The request →
Print out every record exactly as it appears.

Data provided →
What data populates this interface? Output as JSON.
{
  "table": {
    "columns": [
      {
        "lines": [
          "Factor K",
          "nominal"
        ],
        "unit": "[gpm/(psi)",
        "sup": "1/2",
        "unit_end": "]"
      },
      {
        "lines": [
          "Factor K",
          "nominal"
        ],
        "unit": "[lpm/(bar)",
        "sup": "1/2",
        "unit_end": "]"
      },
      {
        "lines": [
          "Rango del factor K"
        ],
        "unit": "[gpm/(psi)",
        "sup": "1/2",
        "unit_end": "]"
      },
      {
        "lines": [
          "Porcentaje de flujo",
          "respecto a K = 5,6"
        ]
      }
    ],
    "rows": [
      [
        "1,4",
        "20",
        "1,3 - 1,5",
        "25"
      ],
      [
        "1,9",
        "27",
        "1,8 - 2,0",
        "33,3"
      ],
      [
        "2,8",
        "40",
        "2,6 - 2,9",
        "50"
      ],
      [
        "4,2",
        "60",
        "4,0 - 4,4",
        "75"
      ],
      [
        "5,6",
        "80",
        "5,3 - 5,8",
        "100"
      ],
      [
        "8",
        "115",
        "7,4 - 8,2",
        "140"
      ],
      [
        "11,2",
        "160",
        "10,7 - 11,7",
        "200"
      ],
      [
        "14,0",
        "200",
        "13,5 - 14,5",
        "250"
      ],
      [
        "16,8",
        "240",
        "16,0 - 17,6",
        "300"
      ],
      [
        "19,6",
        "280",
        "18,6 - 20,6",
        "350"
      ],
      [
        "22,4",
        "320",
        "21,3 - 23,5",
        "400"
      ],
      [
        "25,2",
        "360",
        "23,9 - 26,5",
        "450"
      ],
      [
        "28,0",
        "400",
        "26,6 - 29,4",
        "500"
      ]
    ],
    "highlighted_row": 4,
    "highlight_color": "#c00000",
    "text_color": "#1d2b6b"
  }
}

Response to this task →
What data populates this interface? Output as JSON.
{
  "table": {
    "columns": [
      {
        "lines": [
          "Factor K",
          "nominal"
        ],
        "unit": "[gpm/(psi)",
        "sup": "1/2",
        "unit_end": "]"
      },
      {
        "lines": [
          "Factor K",
          "nominal"
        ],
        "unit": "[lpm/(bar)",
        "sup": "1/2",
        "unit_end": "]"
      },
      {
        "lines": [
          "Rango del factor K"
        ],
        "unit": "[gpm/(psi)",
        "sup": "1/2",
        "unit_end": "]"
      },
      {
        "lines": [
          "Porcentaje de flujo",
          "respecto a K = 5,6"
        ]
      }
    ],
    "rows": [
      [
        "1,4",
        "20",
        "1,3 - 1,5",
        "25"
      ],
      [
        "1,9",
        "27",
        "1,8 - 2,0",
        "33,3"
      ],
      [
        "2,8",
        "40",
        "2,6 - 2,9",
        "50"
      ],
      [
        "4,2",
        "60",
        "4,0 - 4,4",
        "75"
      ],
      [
        "5,6",
        "80",
        "5,3 - 5,8",
        "100"
      ],
      [
        "8",
        "115",
        "7,4 - 8,2",
        "140"
      ],
      [
        "11,2",
        "160",
        "10,7 - 11,7",
        "200"
      ],
      [
        "14,0",
        "200",
        "13,5 - 14,5",
        "250"
      ],
      [
        "16,8",
        "240",
        "16,0 - 17,6",
        "300"
      ],
      [
        "19,6",
        "280",
        "18,6 - 20,6",
        "350"
      ],
      [
        "22,4",
        "320",
        "21,3 - 23,5",
        "400"
      ],
      [
        "25,2",
        "360",
        "23,9 - 26,5",
        "450"
      ],
      [
        "28,0",
        "400",
        "26,6 - 29,4",
        "500"
      ]
    ],
    "highlighted_row": 4,
    "highlight_color": "#c00000",
    "text_color": "#1d2b6b"
  }
}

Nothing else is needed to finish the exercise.